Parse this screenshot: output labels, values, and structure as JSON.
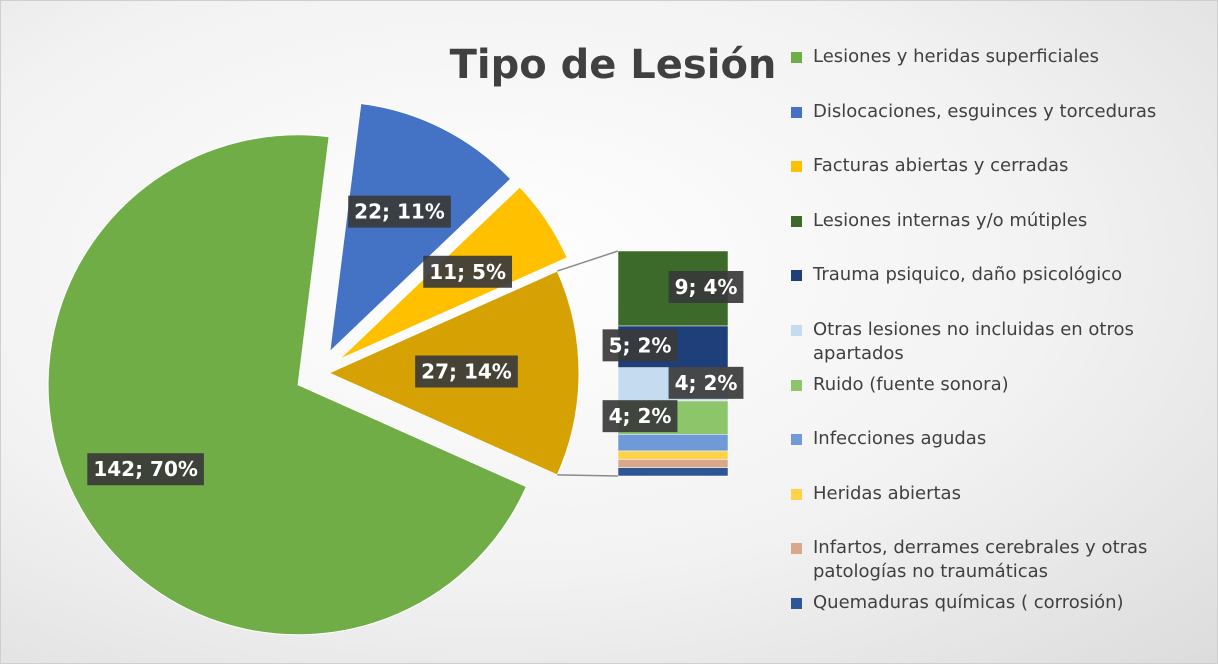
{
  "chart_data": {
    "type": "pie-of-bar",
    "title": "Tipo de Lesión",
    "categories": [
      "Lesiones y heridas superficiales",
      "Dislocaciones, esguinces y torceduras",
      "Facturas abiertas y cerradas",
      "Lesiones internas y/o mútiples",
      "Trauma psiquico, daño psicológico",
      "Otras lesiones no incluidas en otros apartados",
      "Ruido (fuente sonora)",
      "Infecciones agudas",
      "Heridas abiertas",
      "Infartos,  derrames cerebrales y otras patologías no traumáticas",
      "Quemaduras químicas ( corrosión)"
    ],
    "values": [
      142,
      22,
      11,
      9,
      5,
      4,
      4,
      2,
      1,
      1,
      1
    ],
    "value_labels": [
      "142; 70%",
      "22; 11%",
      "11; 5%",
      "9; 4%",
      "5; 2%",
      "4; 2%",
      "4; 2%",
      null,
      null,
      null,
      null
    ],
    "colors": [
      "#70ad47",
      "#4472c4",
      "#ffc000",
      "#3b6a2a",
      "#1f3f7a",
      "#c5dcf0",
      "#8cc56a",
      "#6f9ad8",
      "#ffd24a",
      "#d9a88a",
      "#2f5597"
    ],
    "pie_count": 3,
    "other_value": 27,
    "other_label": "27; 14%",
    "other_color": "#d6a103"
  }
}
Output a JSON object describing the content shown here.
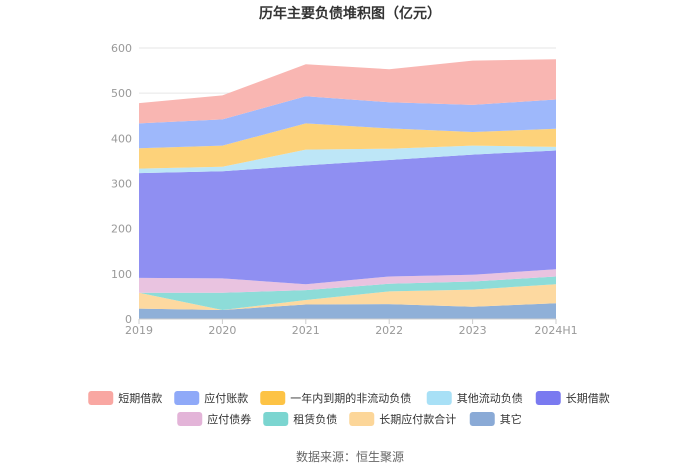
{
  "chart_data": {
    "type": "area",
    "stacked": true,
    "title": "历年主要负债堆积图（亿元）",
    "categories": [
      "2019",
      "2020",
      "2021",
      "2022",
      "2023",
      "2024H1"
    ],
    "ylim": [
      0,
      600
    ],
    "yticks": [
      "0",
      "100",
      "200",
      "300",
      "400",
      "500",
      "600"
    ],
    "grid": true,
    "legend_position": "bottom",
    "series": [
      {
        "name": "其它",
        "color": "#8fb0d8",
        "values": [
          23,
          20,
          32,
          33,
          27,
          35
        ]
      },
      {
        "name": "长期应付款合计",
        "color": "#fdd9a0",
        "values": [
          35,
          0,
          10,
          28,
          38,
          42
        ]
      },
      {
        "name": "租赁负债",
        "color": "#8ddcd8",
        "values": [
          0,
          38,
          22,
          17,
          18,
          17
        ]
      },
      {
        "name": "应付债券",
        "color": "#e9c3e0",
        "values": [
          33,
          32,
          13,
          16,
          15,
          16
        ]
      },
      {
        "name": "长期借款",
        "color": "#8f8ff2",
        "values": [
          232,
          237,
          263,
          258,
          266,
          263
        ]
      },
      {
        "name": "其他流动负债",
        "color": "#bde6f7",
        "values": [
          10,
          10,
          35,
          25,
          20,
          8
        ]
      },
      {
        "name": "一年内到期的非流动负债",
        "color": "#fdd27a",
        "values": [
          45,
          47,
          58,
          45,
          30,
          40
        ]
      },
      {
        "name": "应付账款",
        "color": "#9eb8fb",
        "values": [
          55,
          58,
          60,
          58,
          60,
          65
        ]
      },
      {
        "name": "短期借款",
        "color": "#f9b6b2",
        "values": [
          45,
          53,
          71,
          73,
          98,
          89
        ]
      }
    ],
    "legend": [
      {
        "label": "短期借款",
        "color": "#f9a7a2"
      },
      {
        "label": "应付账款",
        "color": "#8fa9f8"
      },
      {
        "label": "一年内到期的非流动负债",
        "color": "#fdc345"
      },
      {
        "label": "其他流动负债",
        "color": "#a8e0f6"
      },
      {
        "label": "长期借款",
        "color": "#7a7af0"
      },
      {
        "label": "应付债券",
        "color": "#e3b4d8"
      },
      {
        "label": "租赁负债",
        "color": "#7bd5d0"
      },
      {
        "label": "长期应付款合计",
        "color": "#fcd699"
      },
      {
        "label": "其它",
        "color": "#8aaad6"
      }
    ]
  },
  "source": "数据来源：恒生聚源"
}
********
### THE PROBLEM:
Collect each line holding the string "abiertas".

### ANSWER FOR THIS EXERCISE:
      "Facturas abiertas y cerradas",
      "Heridas abiertas",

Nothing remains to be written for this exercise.